((

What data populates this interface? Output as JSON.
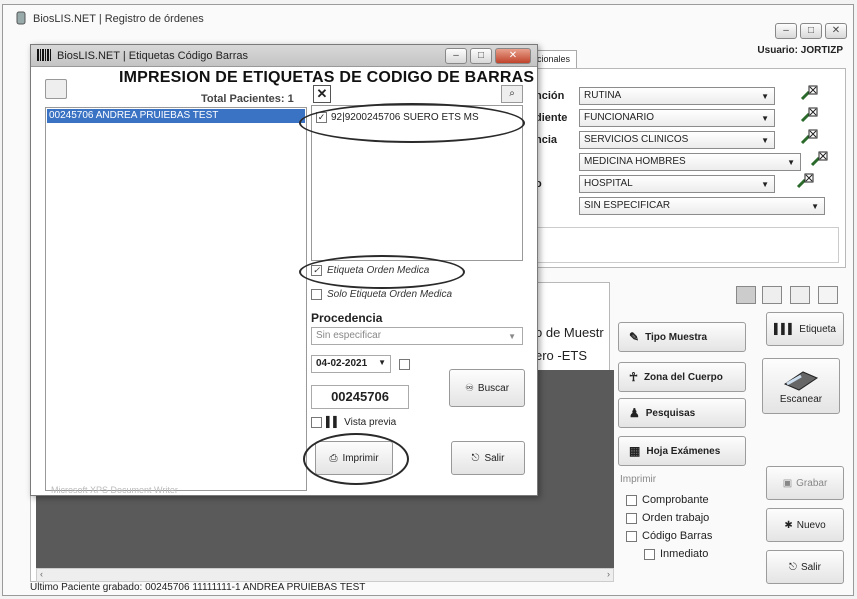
{
  "main_window": {
    "title": "BiosLIS.NET | Registro de órdenes",
    "user_label": "Usuario: JORTIZP",
    "tab_label": "icionales",
    "form": {
      "rows": [
        {
          "label": "nción",
          "value": "RUTINA"
        },
        {
          "label": "diente",
          "value": "FUNCIONARIO"
        },
        {
          "label": "ncia",
          "value": "SERVICIOS CLINICOS"
        },
        {
          "label": "",
          "value": "MEDICINA HOMBRES"
        },
        {
          "label": "o",
          "value": "HOSPITAL"
        },
        {
          "label": "",
          "value": "SIN ESPECIFICAR"
        }
      ]
    },
    "grid": {
      "header": "o de Muestr",
      "cell": "ero -ETS"
    },
    "side_buttons": {
      "tipo_muestra": "Tipo Muestra",
      "zona_cuerpo": "Zona del Cuerpo",
      "pesquisas": "Pesquisas",
      "hoja_examenes": "Hoja Exámenes"
    },
    "right_buttons": {
      "etiqueta": "Etiqueta",
      "escanear": "Escanear",
      "grabar": "Grabar",
      "nuevo": "Nuevo",
      "salir": "Salir"
    },
    "print_group": {
      "legend": "Imprimir",
      "options": [
        "Comprobante",
        "Orden trabajo",
        "Código Barras",
        "Inmediato"
      ]
    },
    "status_bar": "Ultimo Paciente grabado: 00245706 11111111-1 ANDREA PRUIEBAS TEST"
  },
  "dialog": {
    "title": "BiosLIS.NET | Etiquetas Código Barras",
    "heading": "IMPRESION DE ETIQUETAS DE CODIGO DE BARRAS",
    "total_patients": "Total Pacientes: 1",
    "patients": [
      "00245706 ANDREA PRUIEBAS TEST"
    ],
    "xps_label": "Microsoft XPS Document Writer",
    "labels": [
      {
        "checked": true,
        "text": "92|9200245706 SUERO ETS MS"
      }
    ],
    "etiqueta_orden_medica": "Etiqueta Orden Medica",
    "solo_etiqueta_orden_medica": "Solo Etiqueta Orden Medica",
    "procedencia_label": "Procedencia",
    "procedencia_value": "Sin especificar",
    "date": "04-02-2021",
    "patient_id": "00245706",
    "buscar": "Buscar",
    "vista_previa": "Vista previa",
    "imprimir": "Imprimir",
    "salir": "Salir"
  }
}
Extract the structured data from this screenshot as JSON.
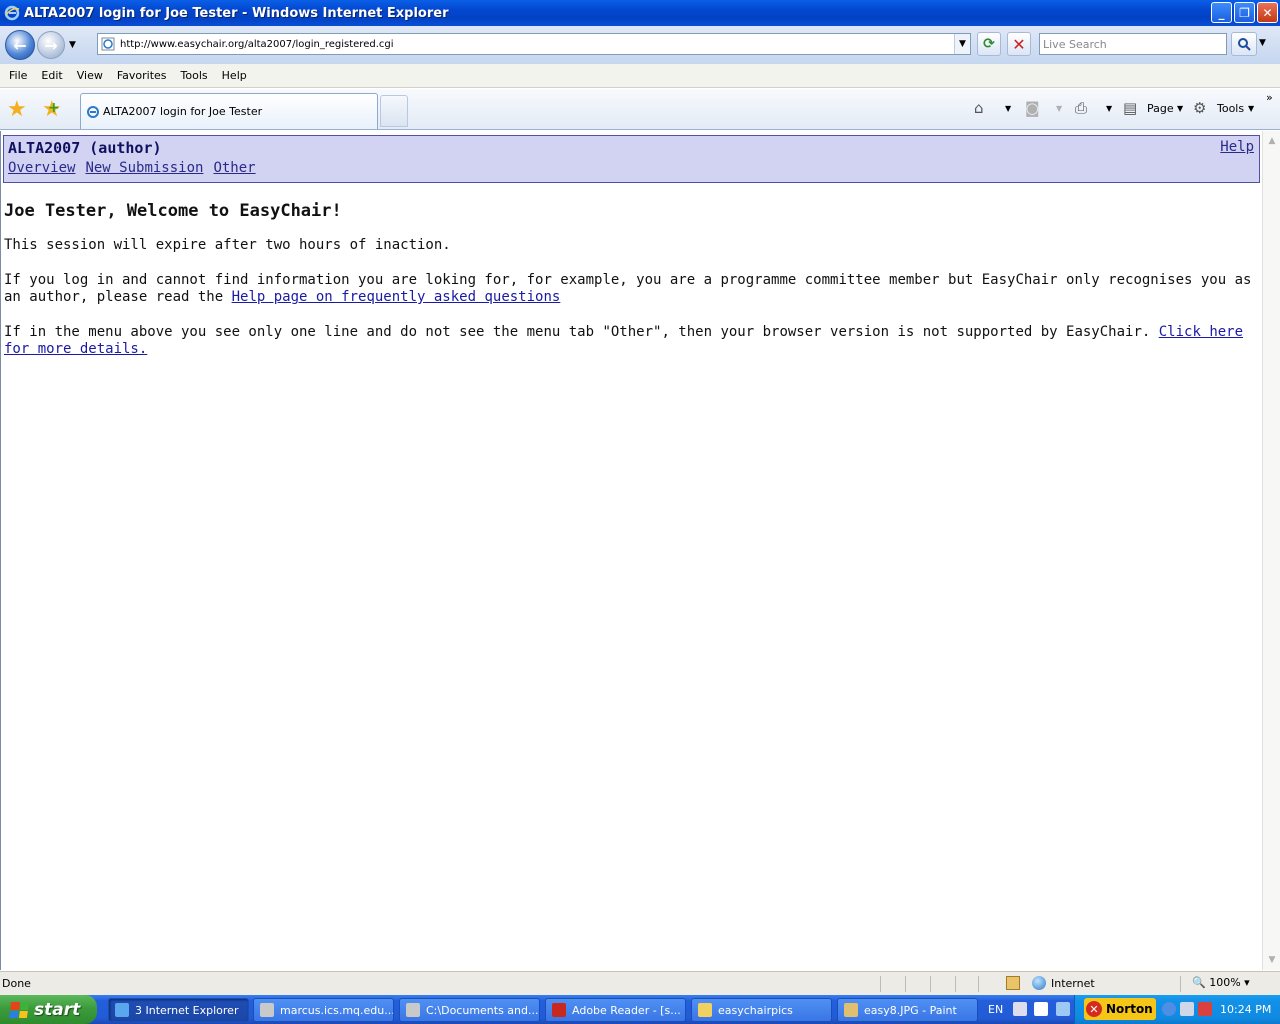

))

* ACTIVITY:
The listing above must be restated word for word. Its pictures are to be left out.

* RESPONSE:
What data populates this interface? Output as JSON.
{
  "main_window": {
    "title": "BiosLIS.NET | Registro de órdenes",
    "user_label": "Usuario: JORTIZP",
    "tab_label": "icionales",
    "form": {
      "rows": [
        {
          "label": "nción",
          "value": "RUTINA"
        },
        {
          "label": "diente",
          "value": "FUNCIONARIO"
        },
        {
          "label": "ncia",
          "value": "SERVICIOS CLINICOS"
        },
        {
          "label": "",
          "value": "MEDICINA HOMBRES"
        },
        {
          "label": "o",
          "value": "HOSPITAL"
        },
        {
          "label": "",
          "value": "SIN ESPECIFICAR"
        }
      ]
    },
    "grid": {
      "header": "o de Muestr",
      "cell": "ero -ETS"
    },
    "side_buttons": {
      "tipo_muestra": "Tipo Muestra",
      "zona_cuerpo": "Zona del Cuerpo",
      "pesquisas": "Pesquisas",
      "hoja_examenes": "Hoja Exámenes"
    },
    "right_buttons": {
      "etiqueta": "Etiqueta",
      "escanear": "Escanear",
      "grabar": "Grabar",
      "nuevo": "Nuevo",
      "salir": "Salir"
    },
    "print_group": {
      "legend": "Imprimir",
      "options": [
        "Comprobante",
        "Orden trabajo",
        "Código Barras",
        "Inmediato"
      ]
    },
    "status_bar": "Ultimo Paciente grabado: 00245706 11111111-1 ANDREA PRUIEBAS TEST"
  },
  "dialog": {
    "title": "BiosLIS.NET | Etiquetas Código Barras",
    "heading": "IMPRESION DE ETIQUETAS DE CODIGO DE BARRAS",
    "total_patients": "Total Pacientes: 1",
    "patients": [
      "00245706 ANDREA PRUIEBAS TEST"
    ],
    "xps_label": "Microsoft XPS Document Writer",
    "labels": [
      {
        "checked": true,
        "text": "92|9200245706 SUERO ETS MS"
      }
    ],
    "etiqueta_orden_medica": "Etiqueta Orden Medica",
    "solo_etiqueta_orden_medica": "Solo Etiqueta Orden Medica",
    "procedencia_label": "Procedencia",
    "procedencia_value": "Sin especificar",
    "date": "04-02-2021",
    "patient_id": "00245706",
    "buscar": "Buscar",
    "vista_previa": "Vista previa",
    "imprimir": "Imprimir",
    "salir": "Salir"
  }
}
Extract the structured data from this screenshot as JSON.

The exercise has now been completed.